━━━━━ Dataset content ━━━━━

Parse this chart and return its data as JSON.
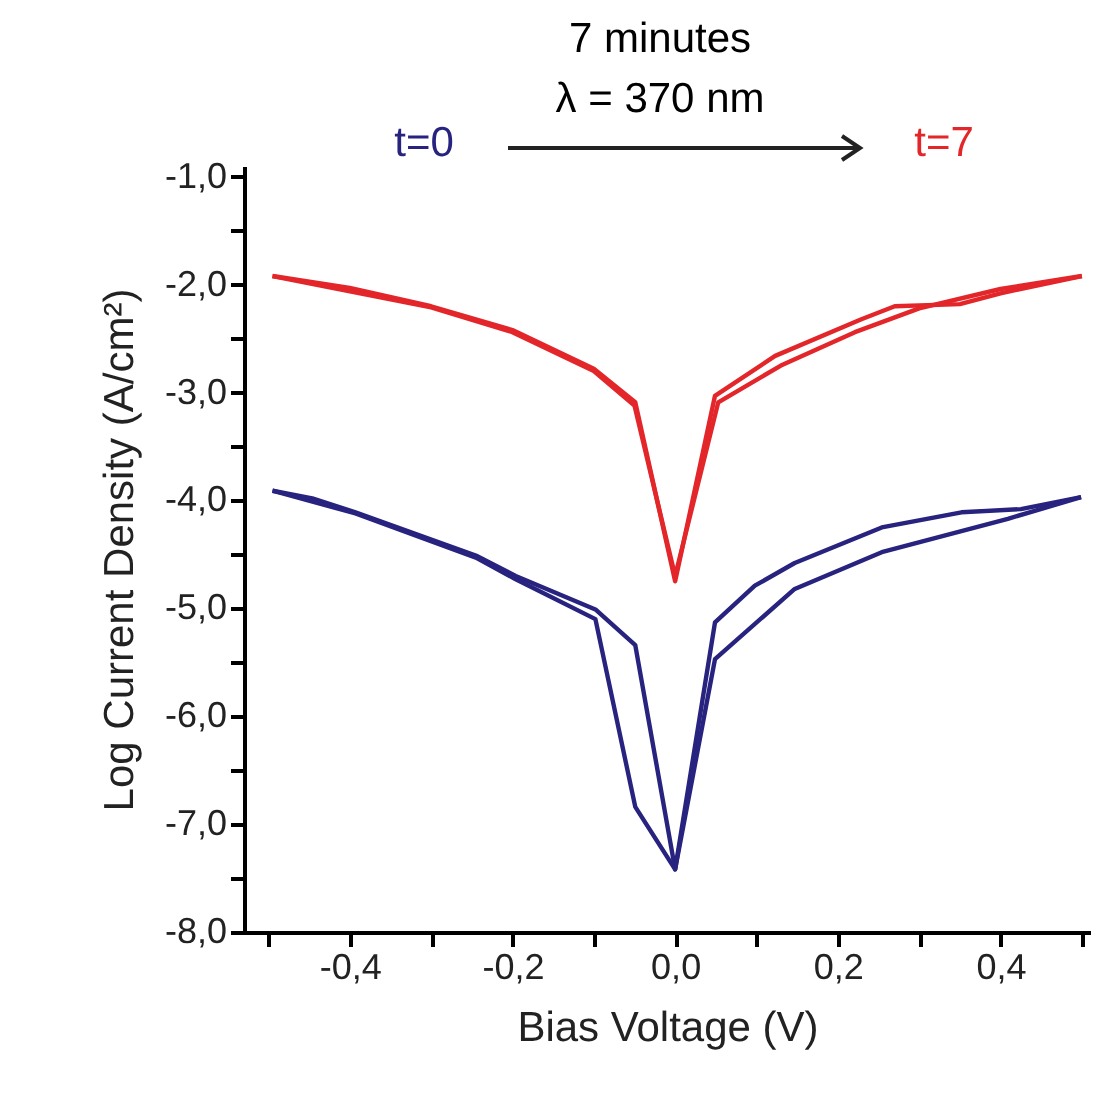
{
  "chart_data": {
    "type": "line",
    "xlabel": "Bias Voltage (V)",
    "ylabel": "Log Current Density (A/cm²)",
    "annotations": [
      "7 minutes",
      "λ = 370 nm"
    ],
    "xlim": [
      -0.53,
      0.51
    ],
    "xticks": [
      {
        "value": -0.5,
        "label": null
      },
      {
        "value": -0.4,
        "label": "-0,4"
      },
      {
        "value": -0.3,
        "label": null
      },
      {
        "value": -0.2,
        "label": "-0,2"
      },
      {
        "value": -0.1,
        "label": null
      },
      {
        "value": 0,
        "label": "0,0"
      },
      {
        "value": 0.1,
        "label": null
      },
      {
        "value": 0.2,
        "label": "0,2"
      },
      {
        "value": 0.3,
        "label": null
      },
      {
        "value": 0.4,
        "label": "0,4"
      },
      {
        "value": 0.5,
        "label": null
      }
    ],
    "ylim": [
      -8,
      -0.9
    ],
    "yticks": [
      {
        "value": -8,
        "label": "-8,0"
      },
      {
        "value": -7.5,
        "label": null
      },
      {
        "value": -7,
        "label": "-7,0"
      },
      {
        "value": -6.5,
        "label": null
      },
      {
        "value": -6,
        "label": "-6,0"
      },
      {
        "value": -5.5,
        "label": null
      },
      {
        "value": -5,
        "label": "-5,0"
      },
      {
        "value": -4.5,
        "label": null
      },
      {
        "value": -4,
        "label": "-4,0"
      },
      {
        "value": -3.5,
        "label": null
      },
      {
        "value": -3,
        "label": "-3,0"
      },
      {
        "value": -2.5,
        "label": null
      },
      {
        "value": -2,
        "label": "-2,0"
      },
      {
        "value": -1.5,
        "label": null
      },
      {
        "value": -1,
        "label": "-1,0"
      }
    ],
    "series": [
      {
        "name": "t=0",
        "color": "#27237f",
        "x": [
          -0.495,
          -0.446,
          -0.393,
          -0.245,
          -0.196,
          -0.098,
          -0.049,
          0,
          0.049,
          0.098,
          0.147,
          0.254,
          0.352,
          0.425,
          0.499
        ],
        "values": [
          -3.91,
          -3.98,
          -4.11,
          -4.51,
          -4.7,
          -5.01,
          -5.34,
          -7.42,
          -5.13,
          -4.79,
          -4.58,
          -4.25,
          -4.11,
          -4.08,
          -3.97
        ]
      },
      {
        "color": "#27237f",
        "x": [
          -0.495,
          -0.393,
          -0.245,
          -0.196,
          -0.098,
          -0.049,
          0,
          0.049,
          0.147,
          0.254,
          0.409,
          0.499
        ],
        "values": [
          -3.91,
          -4.12,
          -4.53,
          -4.73,
          -5.1,
          -6.84,
          -7.42,
          -5.47,
          -4.82,
          -4.48,
          -4.17,
          -3.97
        ]
      },
      {
        "name": "t=7",
        "color": "#e3262a",
        "x": [
          -0.495,
          -0.4,
          -0.3,
          -0.2,
          -0.1,
          -0.049,
          0,
          0.049,
          0.123,
          0.229,
          0.27,
          0.35,
          0.4,
          0.5
        ],
        "values": [
          -1.92,
          -2.03,
          -2.2,
          -2.42,
          -2.78,
          -3.09,
          -4.75,
          -3.03,
          -2.66,
          -2.32,
          -2.2,
          -2.18,
          -2.08,
          -1.92
        ]
      },
      {
        "color": "#e3262a",
        "x": [
          -0.495,
          -0.3,
          -0.2,
          -0.1,
          -0.05,
          0,
          0.053,
          0.13,
          0.221,
          0.3,
          0.4,
          0.5
        ],
        "values": [
          -1.92,
          -2.21,
          -2.44,
          -2.8,
          -3.12,
          -4.7,
          -3.09,
          -2.75,
          -2.44,
          -2.22,
          -2.04,
          -1.92
        ]
      }
    ]
  }
}
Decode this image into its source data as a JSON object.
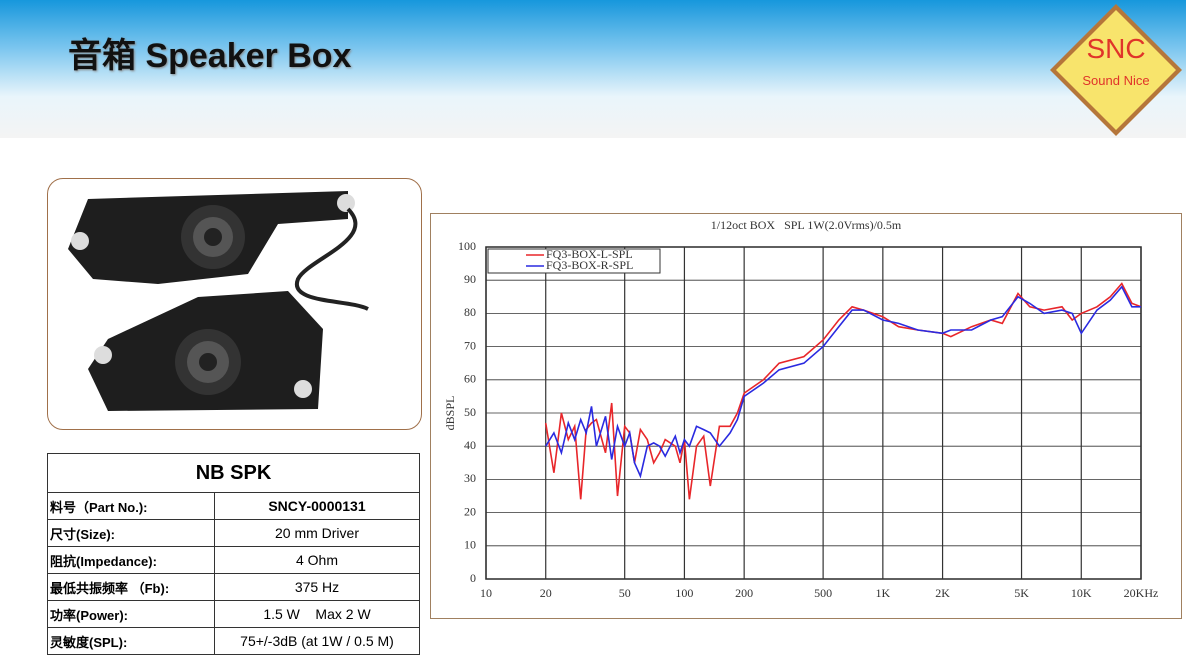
{
  "header": {
    "title": "音箱  Speaker Box"
  },
  "logo": {
    "text": "SNC",
    "subtitle": "Sound Nice"
  },
  "table": {
    "title": "NB SPK",
    "rows": [
      [
        "料号（Part No.):",
        "SNCY-0000131"
      ],
      [
        "尺寸(Size):",
        "20 mm Driver"
      ],
      [
        "阻抗(Impedance):",
        "4 Ohm"
      ],
      [
        "最低共振频率 （Fb):",
        "375 Hz"
      ],
      [
        "功率(Power):",
        "1.5 W    Max 2 W"
      ],
      [
        "灵敏度(SPL):",
        "75+/-3dB (at 1W / 0.5 M)"
      ]
    ]
  },
  "chart_data": {
    "type": "line",
    "title": "1/12oct BOX   SPL 1W(2.0Vrms)/0.5m",
    "ylabel": "dBSPL",
    "xscale": "log",
    "grid": true,
    "legend": "top-left",
    "xlim": [
      10,
      20000
    ],
    "ylim": [
      0,
      100
    ],
    "xticks": [
      10,
      20,
      50,
      100,
      200,
      500,
      {
        "value": 1000,
        "label": "1K"
      },
      {
        "value": 2000,
        "label": "2K"
      },
      {
        "value": 5000,
        "label": "5K"
      },
      {
        "value": 10000,
        "label": "10K"
      },
      {
        "value": 20000,
        "label": "20KHz"
      }
    ],
    "yticks": [
      0,
      10,
      20,
      30,
      40,
      50,
      60,
      70,
      80,
      90,
      100
    ],
    "x": [
      20,
      22,
      24,
      26,
      28,
      30,
      32,
      34,
      36,
      40,
      43,
      46,
      50,
      53,
      56,
      60,
      65,
      70,
      75,
      80,
      90,
      95,
      100,
      106,
      115,
      125,
      135,
      150,
      170,
      185,
      200,
      250,
      300,
      400,
      500,
      600,
      700,
      800,
      1000,
      1200,
      1500,
      2000,
      2200,
      2800,
      3500,
      4000,
      4800,
      5500,
      6500,
      8000,
      9000,
      10000,
      12000,
      14000,
      16000,
      18000,
      20000
    ],
    "series": [
      {
        "name": "FQ3-BOX-L-SPL",
        "color": "#e8262a",
        "values": [
          47,
          32,
          50,
          42,
          46,
          24,
          45,
          47,
          48,
          38,
          53,
          25,
          46,
          44,
          35,
          45,
          42,
          35,
          38,
          42,
          40,
          35,
          42,
          24,
          40,
          43,
          28,
          46,
          46,
          50,
          56,
          60,
          65,
          67,
          72,
          78,
          82,
          81,
          79,
          76,
          75,
          74,
          73,
          76,
          78,
          77,
          86,
          82,
          81,
          82,
          78,
          80,
          82,
          85,
          89,
          83,
          82
        ]
      },
      {
        "name": "FQ3-BOX-R-SPL",
        "color": "#2a2ae0",
        "values": [
          40,
          44,
          38,
          47,
          42,
          48,
          44,
          52,
          40,
          49,
          36,
          46,
          40,
          44,
          35,
          31,
          40,
          41,
          40,
          37,
          43,
          38,
          42,
          40,
          46,
          45,
          44,
          40,
          44,
          48,
          55,
          59,
          63,
          65,
          70,
          76,
          81,
          81,
          78,
          77,
          75,
          74,
          75,
          75,
          78,
          79,
          85,
          83,
          80,
          81,
          80,
          74,
          81,
          84,
          88,
          82,
          82
        ]
      }
    ]
  }
}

━━━━━

Short problem: Return the entries unchanged, save for the pictures, which do not belong in the copy.

Exercise response:
Parse this chart and return its data as JSON.
{
  "chart_data": {
    "type": "line",
    "xlabel": "Bias Voltage (V)",
    "ylabel": "Log Current Density (A/cm²)",
    "annotations": [
      "7 minutes",
      "λ = 370 nm"
    ],
    "xlim": [
      -0.53,
      0.51
    ],
    "xticks": [
      {
        "value": -0.5,
        "label": null
      },
      {
        "value": -0.4,
        "label": "-0,4"
      },
      {
        "value": -0.3,
        "label": null
      },
      {
        "value": -0.2,
        "label": "-0,2"
      },
      {
        "value": -0.1,
        "label": null
      },
      {
        "value": 0,
        "label": "0,0"
      },
      {
        "value": 0.1,
        "label": null
      },
      {
        "value": 0.2,
        "label": "0,2"
      },
      {
        "value": 0.3,
        "label": null
      },
      {
        "value": 0.4,
        "label": "0,4"
      },
      {
        "value": 0.5,
        "label": null
      }
    ],
    "ylim": [
      -8,
      -0.9
    ],
    "yticks": [
      {
        "value": -8,
        "label": "-8,0"
      },
      {
        "value": -7.5,
        "label": null
      },
      {
        "value": -7,
        "label": "-7,0"
      },
      {
        "value": -6.5,
        "label": null
      },
      {
        "value": -6,
        "label": "-6,0"
      },
      {
        "value": -5.5,
        "label": null
      },
      {
        "value": -5,
        "label": "-5,0"
      },
      {
        "value": -4.5,
        "label": null
      },
      {
        "value": -4,
        "label": "-4,0"
      },
      {
        "value": -3.5,
        "label": null
      },
      {
        "value": -3,
        "label": "-3,0"
      },
      {
        "value": -2.5,
        "label": null
      },
      {
        "value": -2,
        "label": "-2,0"
      },
      {
        "value": -1.5,
        "label": null
      },
      {
        "value": -1,
        "label": "-1,0"
      }
    ],
    "series": [
      {
        "name": "t=0",
        "color": "#27237f",
        "x": [
          -0.495,
          -0.446,
          -0.393,
          -0.245,
          -0.196,
          -0.098,
          -0.049,
          0,
          0.049,
          0.098,
          0.147,
          0.254,
          0.352,
          0.425,
          0.499
        ],
        "values": [
          -3.91,
          -3.98,
          -4.11,
          -4.51,
          -4.7,
          -5.01,
          -5.34,
          -7.42,
          -5.13,
          -4.79,
          -4.58,
          -4.25,
          -4.11,
          -4.08,
          -3.97
        ]
      },
      {
        "color": "#27237f",
        "x": [
          -0.495,
          -0.393,
          -0.245,
          -0.196,
          -0.098,
          -0.049,
          0,
          0.049,
          0.147,
          0.254,
          0.409,
          0.499
        ],
        "values": [
          -3.91,
          -4.12,
          -4.53,
          -4.73,
          -5.1,
          -6.84,
          -7.42,
          -5.47,
          -4.82,
          -4.48,
          -4.17,
          -3.97
        ]
      },
      {
        "name": "t=7",
        "color": "#e3262a",
        "x": [
          -0.495,
          -0.4,
          -0.3,
          -0.2,
          -0.1,
          -0.049,
          0,
          0.049,
          0.123,
          0.229,
          0.27,
          0.35,
          0.4,
          0.5
        ],
        "values": [
          -1.92,
          -2.03,
          -2.2,
          -2.42,
          -2.78,
          -3.09,
          -4.75,
          -3.03,
          -2.66,
          -2.32,
          -2.2,
          -2.18,
          -2.08,
          -1.92
        ]
      },
      {
        "color": "#e3262a",
        "x": [
          -0.495,
          -0.3,
          -0.2,
          -0.1,
          -0.05,
          0,
          0.053,
          0.13,
          0.221,
          0.3,
          0.4,
          0.5
        ],
        "values": [
          -1.92,
          -2.21,
          -2.44,
          -2.8,
          -3.12,
          -4.7,
          -3.09,
          -2.75,
          -2.44,
          -2.22,
          -2.04,
          -1.92
        ]
      }
    ]
  }
}
Decode this image into its source data as a JSON object.
{
  "header": {
    "title": "音箱  Speaker Box"
  },
  "logo": {
    "text": "SNC",
    "subtitle": "Sound Nice"
  },
  "table": {
    "title": "NB SPK",
    "rows": [
      [
        "料号（Part No.):",
        "SNCY-0000131"
      ],
      [
        "尺寸(Size):",
        "20 mm Driver"
      ],
      [
        "阻抗(Impedance):",
        "4 Ohm"
      ],
      [
        "最低共振频率 （Fb):",
        "375 Hz"
      ],
      [
        "功率(Power):",
        "1.5 W    Max 2 W"
      ],
      [
        "灵敏度(SPL):",
        "75+/-3dB (at 1W / 0.5 M)"
      ]
    ]
  },
  "chart_data": {
    "type": "line",
    "title": "1/12oct BOX   SPL 1W(2.0Vrms)/0.5m",
    "ylabel": "dBSPL",
    "xscale": "log",
    "grid": true,
    "legend": "top-left",
    "xlim": [
      10,
      20000
    ],
    "ylim": [
      0,
      100
    ],
    "xticks": [
      10,
      20,
      50,
      100,
      200,
      500,
      {
        "value": 1000,
        "label": "1K"
      },
      {
        "value": 2000,
        "label": "2K"
      },
      {
        "value": 5000,
        "label": "5K"
      },
      {
        "value": 10000,
        "label": "10K"
      },
      {
        "value": 20000,
        "label": "20KHz"
      }
    ],
    "yticks": [
      0,
      10,
      20,
      30,
      40,
      50,
      60,
      70,
      80,
      90,
      100
    ],
    "x": [
      20,
      22,
      24,
      26,
      28,
      30,
      32,
      34,
      36,
      40,
      43,
      46,
      50,
      53,
      56,
      60,
      65,
      70,
      75,
      80,
      90,
      95,
      100,
      106,
      115,
      125,
      135,
      150,
      170,
      185,
      200,
      250,
      300,
      400,
      500,
      600,
      700,
      800,
      1000,
      1200,
      1500,
      2000,
      2200,
      2800,
      3500,
      4000,
      4800,
      5500,
      6500,
      8000,
      9000,
      10000,
      12000,
      14000,
      16000,
      18000,
      20000
    ],
    "series": [
      {
        "name": "FQ3-BOX-L-SPL",
        "color": "#e8262a",
        "values": [
          47,
          32,
          50,
          42,
          46,
          24,
          45,
          47,
          48,
          38,
          53,
          25,
          46,
          44,
          35,
          45,
          42,
          35,
          38,
          42,
          40,
          35,
          42,
          24,
          40,
          43,
          28,
          46,
          46,
          50,
          56,
          60,
          65,
          67,
          72,
          78,
          82,
          81,
          79,
          76,
          75,
          74,
          73,
          76,
          78,
          77,
          86,
          82,
          81,
          82,
          78,
          80,
          82,
          85,
          89,
          83,
          82
        ]
      },
      {
        "name": "FQ3-BOX-R-SPL",
        "color": "#2a2ae0",
        "values": [
          40,
          44,
          38,
          47,
          42,
          48,
          44,
          52,
          40,
          49,
          36,
          46,
          40,
          44,
          35,
          31,
          40,
          41,
          40,
          37,
          43,
          38,
          42,
          40,
          46,
          45,
          44,
          40,
          44,
          48,
          55,
          59,
          63,
          65,
          70,
          76,
          81,
          81,
          78,
          77,
          75,
          74,
          75,
          75,
          78,
          79,
          85,
          83,
          80,
          81,
          80,
          74,
          81,
          84,
          88,
          82,
          82
        ]
      }
    ]
  }
}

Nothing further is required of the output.